PROBLEM DETAILS -
Repeat the data word for word. Do not include the pictures.

TASK INPUT -
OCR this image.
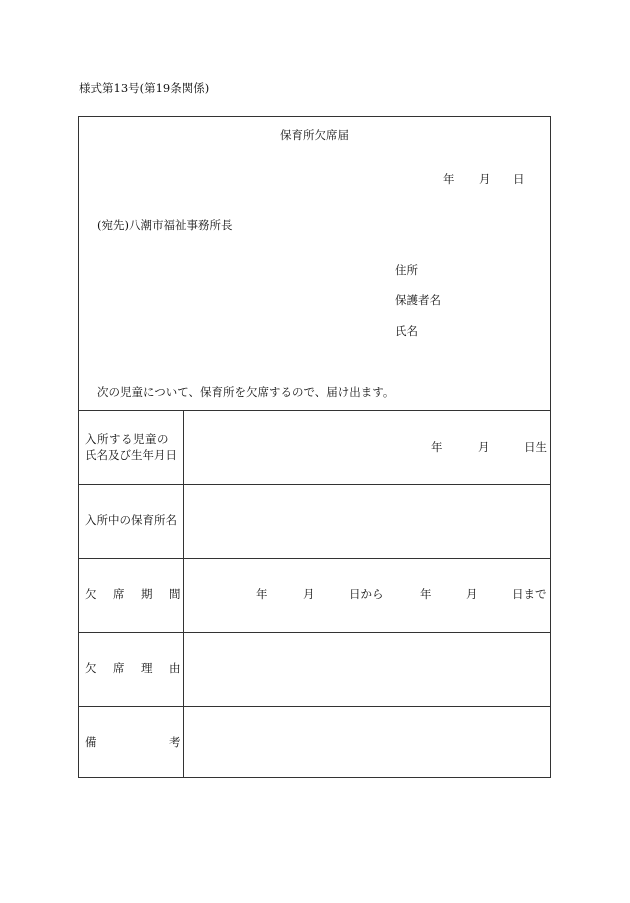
様式第13号(第19条関係)
保育所欠席届
年 月 日
(宛先)八潮市福祉事務所長
住所
保護者名
氏名
次の児童について、保育所を欠席するので、届け出ます。
入所する児童の
氏名及び生年月日
年	月	日生
入所中の保育所名
欠 席 期 間	年	月	日から	年	月	日まで
欠 席 理 由
備	考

ANSWER TO THIS PROBLEM -
OCR this image.
様式第13号(第19条関係)
保育所欠席届
年 月 日
(宛先)八潮市福祉事務所長
住所
保護者名
氏名
次の児童について、保育所を欠席するので、届け出ます。
入所する児童の
氏名及び生年月日
年	月	日生
入所中の保育所名
欠 席 期 間	年	月	日から	年	月	日まで
欠 席 理 由
備	考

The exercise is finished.